▶ REQUEST:
Write every entry out again exactly, please, and skip the pictures.

▶ DATA TO USE:
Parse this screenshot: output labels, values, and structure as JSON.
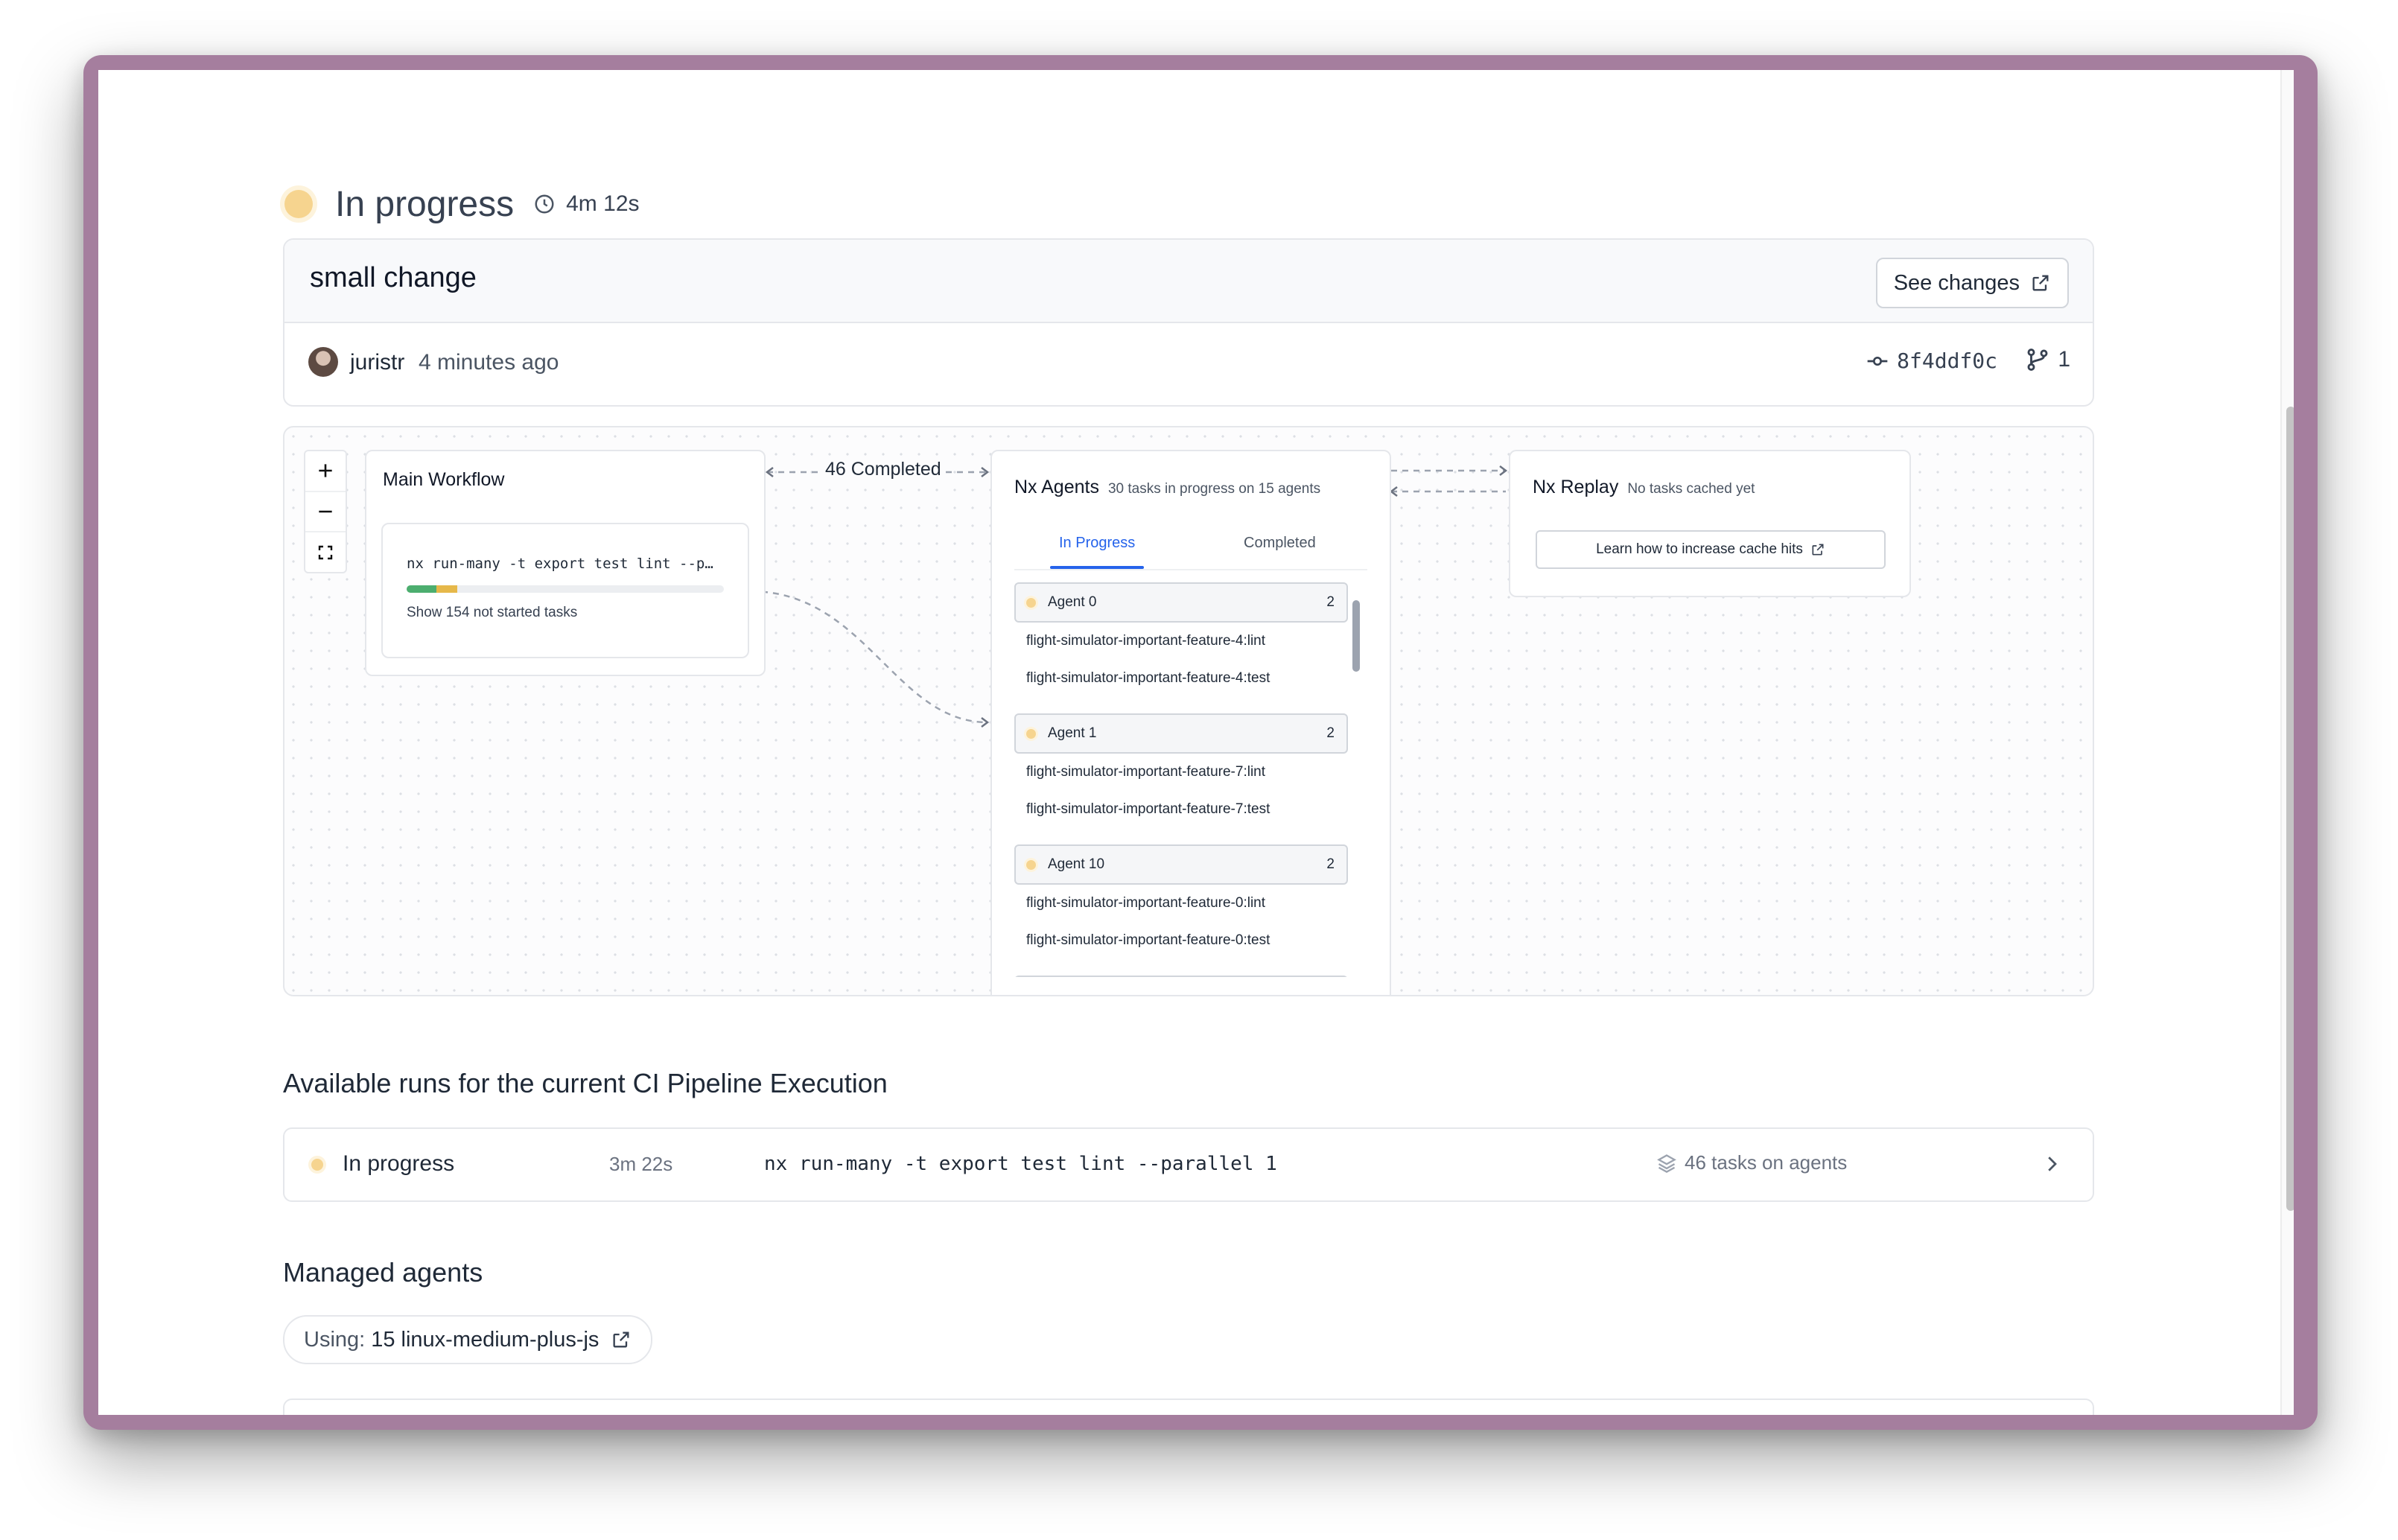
{
  "header": {
    "status": "In progress",
    "duration": "4m 12s",
    "status_color": "#f6d48f"
  },
  "commit": {
    "title": "small change",
    "see_changes_label": "See changes",
    "author": "juristr",
    "time_ago": "4 minutes ago",
    "sha": "8f4ddf0c",
    "branch_count": "1"
  },
  "graph": {
    "main_workflow": {
      "title": "Main Workflow",
      "command": "nx run-many -t export test lint --p…",
      "progress_completed_fraction": 0.095,
      "progress_in_progress_fraction": 0.065,
      "not_started_label": "Show 154 not started tasks"
    },
    "edge_label": "46 Completed",
    "nx_agents": {
      "title": "Nx Agents",
      "subtitle": "30 tasks in progress on 15 agents",
      "tabs": [
        "In Progress",
        "Completed"
      ],
      "active_tab": "In Progress",
      "agents": [
        {
          "name": "Agent 0",
          "count": "2",
          "tasks": [
            "flight-simulator-important-feature-4:lint",
            "flight-simulator-important-feature-4:test"
          ]
        },
        {
          "name": "Agent 1",
          "count": "2",
          "tasks": [
            "flight-simulator-important-feature-7:lint",
            "flight-simulator-important-feature-7:test"
          ]
        },
        {
          "name": "Agent 10",
          "count": "2",
          "tasks": [
            "flight-simulator-important-feature-0:lint",
            "flight-simulator-important-feature-0:test"
          ]
        }
      ]
    },
    "nx_replay": {
      "title": "Nx Replay",
      "subtitle": "No tasks cached yet",
      "button_label": "Learn how to increase cache hits"
    },
    "zoom_controls": [
      "+",
      "−",
      "fit"
    ]
  },
  "runs": {
    "title": "Available runs for the current CI Pipeline Execution",
    "items": [
      {
        "status": "In progress",
        "duration": "3m 22s",
        "command": "nx run-many -t export test lint --parallel 1",
        "tasks": "46 tasks on agents"
      }
    ]
  },
  "managed_agents": {
    "title": "Managed agents",
    "using_label": "Using:",
    "using_value": "15 linux-medium-plus-js"
  },
  "colors": {
    "accent_blue": "#2563eb",
    "in_progress": "#f6d48f",
    "progress_green": "#4cae6f",
    "progress_yellow": "#e6b84a",
    "frame": "#a57e9e"
  }
}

▶ OUTPUT FOR THIS EXERCISE:
Parse this screenshot: output labels, values, and structure as JSON.
{
  "header": {
    "status": "In progress",
    "duration": "4m 12s",
    "status_color": "#f6d48f"
  },
  "commit": {
    "title": "small change",
    "see_changes_label": "See changes",
    "author": "juristr",
    "time_ago": "4 minutes ago",
    "sha": "8f4ddf0c",
    "branch_count": "1"
  },
  "graph": {
    "main_workflow": {
      "title": "Main Workflow",
      "command": "nx run-many -t export test lint --p…",
      "progress_completed_fraction": 0.095,
      "progress_in_progress_fraction": 0.065,
      "not_started_label": "Show 154 not started tasks"
    },
    "edge_label": "46 Completed",
    "nx_agents": {
      "title": "Nx Agents",
      "subtitle": "30 tasks in progress on 15 agents",
      "tabs": [
        "In Progress",
        "Completed"
      ],
      "active_tab": "In Progress",
      "agents": [
        {
          "name": "Agent 0",
          "count": "2",
          "tasks": [
            "flight-simulator-important-feature-4:lint",
            "flight-simulator-important-feature-4:test"
          ]
        },
        {
          "name": "Agent 1",
          "count": "2",
          "tasks": [
            "flight-simulator-important-feature-7:lint",
            "flight-simulator-important-feature-7:test"
          ]
        },
        {
          "name": "Agent 10",
          "count": "2",
          "tasks": [
            "flight-simulator-important-feature-0:lint",
            "flight-simulator-important-feature-0:test"
          ]
        }
      ]
    },
    "nx_replay": {
      "title": "Nx Replay",
      "subtitle": "No tasks cached yet",
      "button_label": "Learn how to increase cache hits"
    },
    "zoom_controls": [
      "+",
      "−",
      "fit"
    ]
  },
  "runs": {
    "title": "Available runs for the current CI Pipeline Execution",
    "items": [
      {
        "status": "In progress",
        "duration": "3m 22s",
        "command": "nx run-many -t export test lint --parallel 1",
        "tasks": "46 tasks on agents"
      }
    ]
  },
  "managed_agents": {
    "title": "Managed agents",
    "using_label": "Using:",
    "using_value": "15 linux-medium-plus-js"
  },
  "colors": {
    "accent_blue": "#2563eb",
    "in_progress": "#f6d48f",
    "progress_green": "#4cae6f",
    "progress_yellow": "#e6b84a",
    "frame": "#a57e9e"
  }
}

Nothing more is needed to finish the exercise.